Exercise prompt: How many lines of the data hold the word "pitch"? State the number and nothing else.

Records to use:
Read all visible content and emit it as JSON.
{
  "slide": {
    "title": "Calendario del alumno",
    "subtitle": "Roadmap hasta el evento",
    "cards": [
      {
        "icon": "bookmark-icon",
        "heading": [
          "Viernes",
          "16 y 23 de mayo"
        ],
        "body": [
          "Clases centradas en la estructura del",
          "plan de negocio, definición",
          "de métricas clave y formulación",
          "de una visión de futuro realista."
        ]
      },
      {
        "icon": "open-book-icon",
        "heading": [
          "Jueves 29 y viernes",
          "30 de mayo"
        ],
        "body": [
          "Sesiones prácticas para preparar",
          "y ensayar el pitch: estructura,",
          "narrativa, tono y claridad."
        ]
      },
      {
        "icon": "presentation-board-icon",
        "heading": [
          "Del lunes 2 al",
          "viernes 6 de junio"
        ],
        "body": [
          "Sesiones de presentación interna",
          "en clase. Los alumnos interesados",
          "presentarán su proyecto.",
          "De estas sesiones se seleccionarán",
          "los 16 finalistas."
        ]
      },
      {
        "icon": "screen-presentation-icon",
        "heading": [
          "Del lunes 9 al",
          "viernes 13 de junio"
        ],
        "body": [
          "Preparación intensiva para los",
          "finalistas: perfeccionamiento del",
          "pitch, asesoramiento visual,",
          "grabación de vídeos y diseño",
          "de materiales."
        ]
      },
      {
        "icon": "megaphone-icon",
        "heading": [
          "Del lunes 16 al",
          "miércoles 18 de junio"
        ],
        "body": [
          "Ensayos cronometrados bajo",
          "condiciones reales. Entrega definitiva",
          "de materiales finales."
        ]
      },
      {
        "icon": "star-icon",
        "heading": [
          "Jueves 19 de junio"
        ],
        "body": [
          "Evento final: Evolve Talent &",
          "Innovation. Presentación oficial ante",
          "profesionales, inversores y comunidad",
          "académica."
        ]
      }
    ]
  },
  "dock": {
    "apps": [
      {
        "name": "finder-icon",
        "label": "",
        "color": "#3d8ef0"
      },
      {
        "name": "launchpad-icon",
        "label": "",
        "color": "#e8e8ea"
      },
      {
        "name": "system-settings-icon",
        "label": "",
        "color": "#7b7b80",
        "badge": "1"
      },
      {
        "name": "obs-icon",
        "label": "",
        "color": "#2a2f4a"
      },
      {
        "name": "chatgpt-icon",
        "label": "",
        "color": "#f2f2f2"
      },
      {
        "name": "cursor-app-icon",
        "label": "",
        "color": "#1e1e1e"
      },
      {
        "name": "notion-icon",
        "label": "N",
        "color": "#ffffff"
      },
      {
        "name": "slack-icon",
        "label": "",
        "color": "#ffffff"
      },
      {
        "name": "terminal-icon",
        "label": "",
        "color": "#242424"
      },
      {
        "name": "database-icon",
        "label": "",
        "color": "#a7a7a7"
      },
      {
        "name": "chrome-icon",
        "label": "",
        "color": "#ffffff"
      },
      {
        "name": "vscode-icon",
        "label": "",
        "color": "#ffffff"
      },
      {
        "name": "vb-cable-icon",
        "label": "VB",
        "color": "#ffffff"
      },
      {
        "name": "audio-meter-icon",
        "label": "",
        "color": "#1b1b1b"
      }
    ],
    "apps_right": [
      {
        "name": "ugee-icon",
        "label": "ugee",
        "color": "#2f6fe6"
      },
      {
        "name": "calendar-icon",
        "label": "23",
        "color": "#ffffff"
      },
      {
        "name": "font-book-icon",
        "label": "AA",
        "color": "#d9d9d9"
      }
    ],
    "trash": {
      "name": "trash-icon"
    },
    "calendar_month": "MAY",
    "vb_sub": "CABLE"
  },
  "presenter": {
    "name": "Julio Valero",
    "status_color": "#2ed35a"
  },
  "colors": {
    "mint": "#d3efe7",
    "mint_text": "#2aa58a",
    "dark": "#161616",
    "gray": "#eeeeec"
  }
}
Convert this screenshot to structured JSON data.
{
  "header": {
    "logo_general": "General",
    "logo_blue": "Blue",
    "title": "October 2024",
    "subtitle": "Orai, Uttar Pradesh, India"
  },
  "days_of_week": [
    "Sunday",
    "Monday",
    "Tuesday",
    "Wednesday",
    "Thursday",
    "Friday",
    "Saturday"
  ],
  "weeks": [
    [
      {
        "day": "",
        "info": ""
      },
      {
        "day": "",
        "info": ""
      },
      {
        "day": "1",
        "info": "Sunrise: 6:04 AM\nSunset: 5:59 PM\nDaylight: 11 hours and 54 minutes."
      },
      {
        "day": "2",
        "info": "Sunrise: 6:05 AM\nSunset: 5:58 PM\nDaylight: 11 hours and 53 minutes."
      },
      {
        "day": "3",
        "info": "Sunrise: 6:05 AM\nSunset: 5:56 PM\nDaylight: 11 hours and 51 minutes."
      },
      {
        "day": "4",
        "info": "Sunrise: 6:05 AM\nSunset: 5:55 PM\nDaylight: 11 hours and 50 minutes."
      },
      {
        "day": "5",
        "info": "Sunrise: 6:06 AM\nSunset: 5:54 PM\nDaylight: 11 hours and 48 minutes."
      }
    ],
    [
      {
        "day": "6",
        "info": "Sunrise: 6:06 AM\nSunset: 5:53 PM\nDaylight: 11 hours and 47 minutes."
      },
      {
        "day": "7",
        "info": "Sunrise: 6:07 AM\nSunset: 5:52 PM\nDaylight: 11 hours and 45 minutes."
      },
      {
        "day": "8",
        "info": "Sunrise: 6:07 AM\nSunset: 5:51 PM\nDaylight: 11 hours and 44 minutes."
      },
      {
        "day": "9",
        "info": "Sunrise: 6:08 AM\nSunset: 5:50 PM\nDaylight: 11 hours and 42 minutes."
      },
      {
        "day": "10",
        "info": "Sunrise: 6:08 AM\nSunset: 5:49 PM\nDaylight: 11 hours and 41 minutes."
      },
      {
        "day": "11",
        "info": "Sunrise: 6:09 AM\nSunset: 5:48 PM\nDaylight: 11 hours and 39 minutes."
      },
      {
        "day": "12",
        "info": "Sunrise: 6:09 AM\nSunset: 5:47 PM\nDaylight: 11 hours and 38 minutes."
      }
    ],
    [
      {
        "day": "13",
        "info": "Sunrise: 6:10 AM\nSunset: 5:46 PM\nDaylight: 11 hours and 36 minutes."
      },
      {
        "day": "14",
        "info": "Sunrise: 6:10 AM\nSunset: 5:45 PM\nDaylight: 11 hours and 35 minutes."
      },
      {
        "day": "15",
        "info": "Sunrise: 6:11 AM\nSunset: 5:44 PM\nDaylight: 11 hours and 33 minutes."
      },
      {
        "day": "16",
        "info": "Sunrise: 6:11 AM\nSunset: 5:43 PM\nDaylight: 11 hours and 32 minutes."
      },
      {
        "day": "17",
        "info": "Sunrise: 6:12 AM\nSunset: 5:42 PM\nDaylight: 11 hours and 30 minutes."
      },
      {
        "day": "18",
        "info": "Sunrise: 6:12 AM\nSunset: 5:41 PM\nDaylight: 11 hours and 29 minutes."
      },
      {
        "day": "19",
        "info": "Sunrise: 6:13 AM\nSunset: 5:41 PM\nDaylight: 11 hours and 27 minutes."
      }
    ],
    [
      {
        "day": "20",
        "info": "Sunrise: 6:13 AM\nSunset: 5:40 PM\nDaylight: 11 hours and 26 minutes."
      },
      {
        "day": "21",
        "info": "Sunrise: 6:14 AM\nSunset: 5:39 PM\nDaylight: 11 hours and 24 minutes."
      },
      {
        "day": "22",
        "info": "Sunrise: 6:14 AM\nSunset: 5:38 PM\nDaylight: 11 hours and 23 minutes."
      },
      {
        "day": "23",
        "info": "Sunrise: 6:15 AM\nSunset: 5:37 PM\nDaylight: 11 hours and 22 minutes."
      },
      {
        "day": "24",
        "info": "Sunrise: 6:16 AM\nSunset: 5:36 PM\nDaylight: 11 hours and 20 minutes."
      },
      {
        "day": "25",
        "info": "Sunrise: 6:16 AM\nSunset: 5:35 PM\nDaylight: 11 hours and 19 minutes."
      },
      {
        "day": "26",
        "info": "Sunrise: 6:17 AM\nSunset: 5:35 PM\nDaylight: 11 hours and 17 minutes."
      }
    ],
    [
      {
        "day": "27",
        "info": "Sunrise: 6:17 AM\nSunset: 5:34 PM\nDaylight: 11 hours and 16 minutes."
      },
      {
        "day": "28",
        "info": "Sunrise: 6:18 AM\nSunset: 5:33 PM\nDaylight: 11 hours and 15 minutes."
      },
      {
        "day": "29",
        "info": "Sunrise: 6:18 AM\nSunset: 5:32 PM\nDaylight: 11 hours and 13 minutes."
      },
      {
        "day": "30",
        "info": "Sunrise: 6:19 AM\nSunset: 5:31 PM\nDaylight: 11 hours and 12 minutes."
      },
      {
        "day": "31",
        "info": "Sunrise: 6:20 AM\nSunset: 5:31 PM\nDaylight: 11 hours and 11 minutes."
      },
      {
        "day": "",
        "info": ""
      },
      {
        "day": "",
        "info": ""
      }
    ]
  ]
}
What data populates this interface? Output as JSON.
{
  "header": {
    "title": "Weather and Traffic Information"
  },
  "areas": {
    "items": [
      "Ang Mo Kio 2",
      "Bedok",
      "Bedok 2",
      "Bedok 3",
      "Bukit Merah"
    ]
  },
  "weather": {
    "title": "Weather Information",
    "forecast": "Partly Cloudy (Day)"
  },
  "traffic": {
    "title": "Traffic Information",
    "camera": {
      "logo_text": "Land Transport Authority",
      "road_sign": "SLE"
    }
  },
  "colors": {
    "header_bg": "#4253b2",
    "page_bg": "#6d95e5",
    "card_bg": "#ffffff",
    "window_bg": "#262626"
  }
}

Solution: 2